= PROVIDED RECORDS =
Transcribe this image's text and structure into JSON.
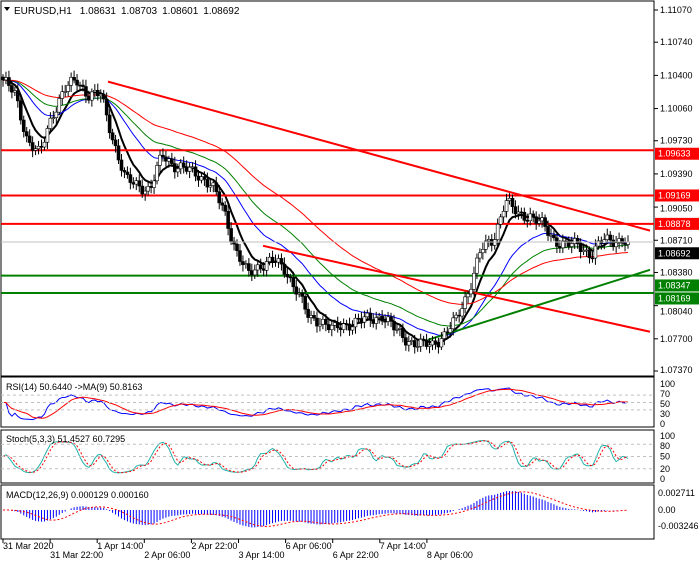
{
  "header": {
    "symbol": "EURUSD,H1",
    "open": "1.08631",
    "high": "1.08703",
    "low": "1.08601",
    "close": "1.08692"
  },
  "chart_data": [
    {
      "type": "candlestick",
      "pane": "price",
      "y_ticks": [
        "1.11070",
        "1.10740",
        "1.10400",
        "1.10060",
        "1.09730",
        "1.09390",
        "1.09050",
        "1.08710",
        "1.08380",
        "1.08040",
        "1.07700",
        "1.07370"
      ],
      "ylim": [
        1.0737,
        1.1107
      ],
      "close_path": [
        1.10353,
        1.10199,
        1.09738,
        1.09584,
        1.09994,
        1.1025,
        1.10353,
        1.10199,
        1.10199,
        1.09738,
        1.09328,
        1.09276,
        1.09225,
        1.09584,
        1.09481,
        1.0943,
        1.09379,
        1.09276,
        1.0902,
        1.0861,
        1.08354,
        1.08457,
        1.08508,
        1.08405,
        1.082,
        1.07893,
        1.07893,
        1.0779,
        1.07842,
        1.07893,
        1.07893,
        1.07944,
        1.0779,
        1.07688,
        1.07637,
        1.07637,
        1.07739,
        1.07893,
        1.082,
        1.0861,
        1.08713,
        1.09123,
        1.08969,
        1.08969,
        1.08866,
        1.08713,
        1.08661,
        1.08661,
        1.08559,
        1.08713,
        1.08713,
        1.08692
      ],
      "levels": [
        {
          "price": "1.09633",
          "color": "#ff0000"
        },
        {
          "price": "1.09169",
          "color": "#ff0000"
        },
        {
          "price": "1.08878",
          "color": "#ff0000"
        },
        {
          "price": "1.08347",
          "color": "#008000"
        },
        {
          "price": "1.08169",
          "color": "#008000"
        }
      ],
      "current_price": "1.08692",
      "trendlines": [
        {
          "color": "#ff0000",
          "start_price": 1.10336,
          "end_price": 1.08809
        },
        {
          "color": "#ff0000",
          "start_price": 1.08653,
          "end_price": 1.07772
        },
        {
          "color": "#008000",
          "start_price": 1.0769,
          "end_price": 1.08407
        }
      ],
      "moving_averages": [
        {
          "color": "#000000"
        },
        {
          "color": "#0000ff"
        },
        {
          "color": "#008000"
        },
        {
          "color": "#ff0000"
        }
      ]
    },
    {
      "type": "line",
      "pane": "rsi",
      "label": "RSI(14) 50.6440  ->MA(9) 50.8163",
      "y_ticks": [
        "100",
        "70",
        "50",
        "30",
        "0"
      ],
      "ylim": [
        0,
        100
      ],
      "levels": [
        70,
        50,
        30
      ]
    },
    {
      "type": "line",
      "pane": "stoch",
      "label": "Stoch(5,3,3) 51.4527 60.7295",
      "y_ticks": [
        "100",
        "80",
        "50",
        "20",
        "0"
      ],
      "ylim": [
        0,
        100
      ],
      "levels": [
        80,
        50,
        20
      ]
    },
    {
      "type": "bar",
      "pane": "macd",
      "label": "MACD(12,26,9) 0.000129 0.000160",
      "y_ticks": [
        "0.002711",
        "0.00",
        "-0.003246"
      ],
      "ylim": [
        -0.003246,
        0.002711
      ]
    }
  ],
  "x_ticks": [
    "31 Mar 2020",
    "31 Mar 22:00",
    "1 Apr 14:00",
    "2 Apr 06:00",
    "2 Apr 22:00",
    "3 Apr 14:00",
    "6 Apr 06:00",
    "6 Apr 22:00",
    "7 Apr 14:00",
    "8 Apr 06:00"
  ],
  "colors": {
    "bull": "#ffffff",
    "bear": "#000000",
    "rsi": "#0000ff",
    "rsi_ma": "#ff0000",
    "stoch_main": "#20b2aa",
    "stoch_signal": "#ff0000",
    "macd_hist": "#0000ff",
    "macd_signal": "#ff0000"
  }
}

= REQUIREMENT =
Which lines include the word "label"? List them all.

= SOLUTION TO THIS TASK =
      "label": "RSI(14) 50.6440  ->MA(9) 50.8163",
      "label": "Stoch(5,3,3) 51.4527 60.7295",
      "label": "MACD(12,26,9) 0.000129 0.000160",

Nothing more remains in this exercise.